**WRITTEN INSTRUCTION:** Reproduce each of the lines word for word.

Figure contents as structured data
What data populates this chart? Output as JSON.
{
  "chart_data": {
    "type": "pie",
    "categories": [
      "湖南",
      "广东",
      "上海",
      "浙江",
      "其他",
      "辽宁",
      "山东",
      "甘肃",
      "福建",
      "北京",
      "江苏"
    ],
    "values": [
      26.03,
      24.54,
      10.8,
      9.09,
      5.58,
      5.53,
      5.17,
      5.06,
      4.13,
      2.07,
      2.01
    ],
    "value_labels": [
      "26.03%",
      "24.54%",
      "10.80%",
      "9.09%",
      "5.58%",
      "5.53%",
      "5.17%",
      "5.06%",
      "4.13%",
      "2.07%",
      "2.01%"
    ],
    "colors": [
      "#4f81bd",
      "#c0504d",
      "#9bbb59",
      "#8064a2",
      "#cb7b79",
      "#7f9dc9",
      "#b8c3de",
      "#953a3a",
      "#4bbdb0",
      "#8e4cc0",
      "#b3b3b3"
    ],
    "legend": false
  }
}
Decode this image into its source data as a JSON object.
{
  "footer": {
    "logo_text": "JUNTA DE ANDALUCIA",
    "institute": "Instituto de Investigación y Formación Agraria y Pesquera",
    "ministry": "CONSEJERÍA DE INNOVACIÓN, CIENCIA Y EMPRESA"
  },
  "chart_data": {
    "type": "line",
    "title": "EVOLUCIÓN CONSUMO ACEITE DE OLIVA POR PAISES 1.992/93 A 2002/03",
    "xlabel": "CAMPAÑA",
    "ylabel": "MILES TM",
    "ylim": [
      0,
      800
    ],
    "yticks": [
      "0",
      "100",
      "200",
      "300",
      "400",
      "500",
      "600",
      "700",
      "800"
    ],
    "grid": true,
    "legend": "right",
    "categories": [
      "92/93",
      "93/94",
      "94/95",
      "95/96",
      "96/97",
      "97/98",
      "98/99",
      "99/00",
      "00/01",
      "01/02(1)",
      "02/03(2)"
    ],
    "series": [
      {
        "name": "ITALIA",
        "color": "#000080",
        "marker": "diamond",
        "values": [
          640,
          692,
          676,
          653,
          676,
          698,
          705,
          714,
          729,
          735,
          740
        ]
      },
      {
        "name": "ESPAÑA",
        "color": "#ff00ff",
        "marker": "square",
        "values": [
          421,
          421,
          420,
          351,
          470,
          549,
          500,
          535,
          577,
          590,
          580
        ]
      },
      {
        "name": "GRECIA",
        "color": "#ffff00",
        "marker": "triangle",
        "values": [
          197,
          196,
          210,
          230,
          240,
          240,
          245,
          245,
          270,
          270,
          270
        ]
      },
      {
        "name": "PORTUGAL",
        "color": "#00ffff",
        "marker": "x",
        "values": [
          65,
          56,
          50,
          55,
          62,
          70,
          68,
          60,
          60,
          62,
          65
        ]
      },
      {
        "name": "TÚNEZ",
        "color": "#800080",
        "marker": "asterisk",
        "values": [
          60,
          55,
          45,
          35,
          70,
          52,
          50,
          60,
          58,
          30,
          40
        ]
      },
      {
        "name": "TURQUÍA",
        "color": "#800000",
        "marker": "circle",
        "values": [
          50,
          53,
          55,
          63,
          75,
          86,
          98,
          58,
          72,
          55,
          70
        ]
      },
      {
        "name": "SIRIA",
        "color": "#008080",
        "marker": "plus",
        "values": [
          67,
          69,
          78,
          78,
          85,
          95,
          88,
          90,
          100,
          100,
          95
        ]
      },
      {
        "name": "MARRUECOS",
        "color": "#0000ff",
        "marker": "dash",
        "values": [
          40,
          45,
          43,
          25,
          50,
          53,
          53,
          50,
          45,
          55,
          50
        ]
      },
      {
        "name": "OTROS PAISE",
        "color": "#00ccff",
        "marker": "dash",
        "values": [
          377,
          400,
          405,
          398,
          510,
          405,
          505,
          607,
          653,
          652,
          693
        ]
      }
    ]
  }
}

**COMPLETED TASK:**
What data populates this chart? Output as JSON.
{
  "chart_data": {
    "type": "pie",
    "categories": [
      "湖南",
      "广东",
      "上海",
      "浙江",
      "其他",
      "辽宁",
      "山东",
      "甘肃",
      "福建",
      "北京",
      "江苏"
    ],
    "values": [
      26.03,
      24.54,
      10.8,
      9.09,
      5.58,
      5.53,
      5.17,
      5.06,
      4.13,
      2.07,
      2.01
    ],
    "value_labels": [
      "26.03%",
      "24.54%",
      "10.80%",
      "9.09%",
      "5.58%",
      "5.53%",
      "5.17%",
      "5.06%",
      "4.13%",
      "2.07%",
      "2.01%"
    ],
    "colors": [
      "#4f81bd",
      "#c0504d",
      "#9bbb59",
      "#8064a2",
      "#cb7b79",
      "#7f9dc9",
      "#b8c3de",
      "#953a3a",
      "#4bbdb0",
      "#8e4cc0",
      "#b3b3b3"
    ],
    "legend": false
  }
}
Decode this image into its source data as a JSON object.
{
  "footer": {
    "logo_text": "JUNTA DE ANDALUCIA",
    "institute": "Instituto de Investigación y Formación Agraria y Pesquera",
    "ministry": "CONSEJERÍA DE INNOVACIÓN, CIENCIA Y EMPRESA"
  },
  "chart_data": {
    "type": "line",
    "title": "EVOLUCIÓN CONSUMO ACEITE DE OLIVA POR PAISES 1.992/93 A 2002/03",
    "xlabel": "CAMPAÑA",
    "ylabel": "MILES TM",
    "ylim": [
      0,
      800
    ],
    "yticks": [
      "0",
      "100",
      "200",
      "300",
      "400",
      "500",
      "600",
      "700",
      "800"
    ],
    "grid": true,
    "legend": "right",
    "categories": [
      "92/93",
      "93/94",
      "94/95",
      "95/96",
      "96/97",
      "97/98",
      "98/99",
      "99/00",
      "00/01",
      "01/02(1)",
      "02/03(2)"
    ],
    "series": [
      {
        "name": "ITALIA",
        "color": "#000080",
        "marker": "diamond",
        "values": [
          640,
          692,
          676,
          653,
          676,
          698,
          705,
          714,
          729,
          735,
          740
        ]
      },
      {
        "name": "ESPAÑA",
        "color": "#ff00ff",
        "marker": "square",
        "values": [
          421,
          421,
          420,
          351,
          470,
          549,
          500,
          535,
          577,
          590,
          580
        ]
      },
      {
        "name": "GRECIA",
        "color": "#ffff00",
        "marker": "triangle",
        "values": [
          197,
          196,
          210,
          230,
          240,
          240,
          245,
          245,
          270,
          270,
          270
        ]
      },
      {
        "name": "PORTUGAL",
        "color": "#00ffff",
        "marker": "x",
        "values": [
          65,
          56,
          50,
          55,
          62,
          70,
          68,
          60,
          60,
          62,
          65
        ]
      },
      {
        "name": "TÚNEZ",
        "color": "#800080",
        "marker": "asterisk",
        "values": [
          60,
          55,
          45,
          35,
          70,
          52,
          50,
          60,
          58,
          30,
          40
        ]
      },
      {
        "name": "TURQUÍA",
        "color": "#800000",
        "marker": "circle",
        "values": [
          50,
          53,
          55,
          63,
          75,
          86,
          98,
          58,
          72,
          55,
          70
        ]
      },
      {
        "name": "SIRIA",
        "color": "#008080",
        "marker": "plus",
        "values": [
          67,
          69,
          78,
          78,
          85,
          95,
          88,
          90,
          100,
          100,
          95
        ]
      },
      {
        "name": "MARRUECOS",
        "color": "#0000ff",
        "marker": "dash",
        "values": [
          40,
          45,
          43,
          25,
          50,
          53,
          53,
          50,
          45,
          55,
          50
        ]
      },
      {
        "name": "OTROS PAISE",
        "color": "#00ccff",
        "marker": "dash",
        "values": [
          377,
          400,
          405,
          398,
          510,
          405,
          505,
          607,
          653,
          652,
          693
        ]
      }
    ]
  }
}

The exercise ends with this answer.